• **What to do**
Give only the number of lines below that contain the word "frac".

------------------------------------

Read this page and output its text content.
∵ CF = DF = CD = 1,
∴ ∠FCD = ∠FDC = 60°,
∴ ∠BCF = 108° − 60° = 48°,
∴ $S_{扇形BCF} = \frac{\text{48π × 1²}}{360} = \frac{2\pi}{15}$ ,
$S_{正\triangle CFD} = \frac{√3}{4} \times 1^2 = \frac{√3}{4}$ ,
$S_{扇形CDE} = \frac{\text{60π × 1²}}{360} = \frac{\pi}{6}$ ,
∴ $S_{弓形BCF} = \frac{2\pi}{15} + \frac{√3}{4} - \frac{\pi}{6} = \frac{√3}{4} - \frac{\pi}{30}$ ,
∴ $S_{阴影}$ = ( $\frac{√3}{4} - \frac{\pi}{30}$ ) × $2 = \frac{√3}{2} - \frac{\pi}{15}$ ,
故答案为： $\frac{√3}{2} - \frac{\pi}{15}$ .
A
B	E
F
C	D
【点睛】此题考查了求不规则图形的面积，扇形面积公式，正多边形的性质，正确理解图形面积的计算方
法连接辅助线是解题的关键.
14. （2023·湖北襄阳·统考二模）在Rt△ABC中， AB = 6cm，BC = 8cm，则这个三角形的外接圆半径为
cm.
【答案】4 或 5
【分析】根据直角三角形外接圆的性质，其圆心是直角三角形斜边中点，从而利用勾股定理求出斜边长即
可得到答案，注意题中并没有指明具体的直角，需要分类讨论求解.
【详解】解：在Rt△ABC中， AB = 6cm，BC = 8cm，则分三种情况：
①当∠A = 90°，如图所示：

------------------------------------

• **Result**
6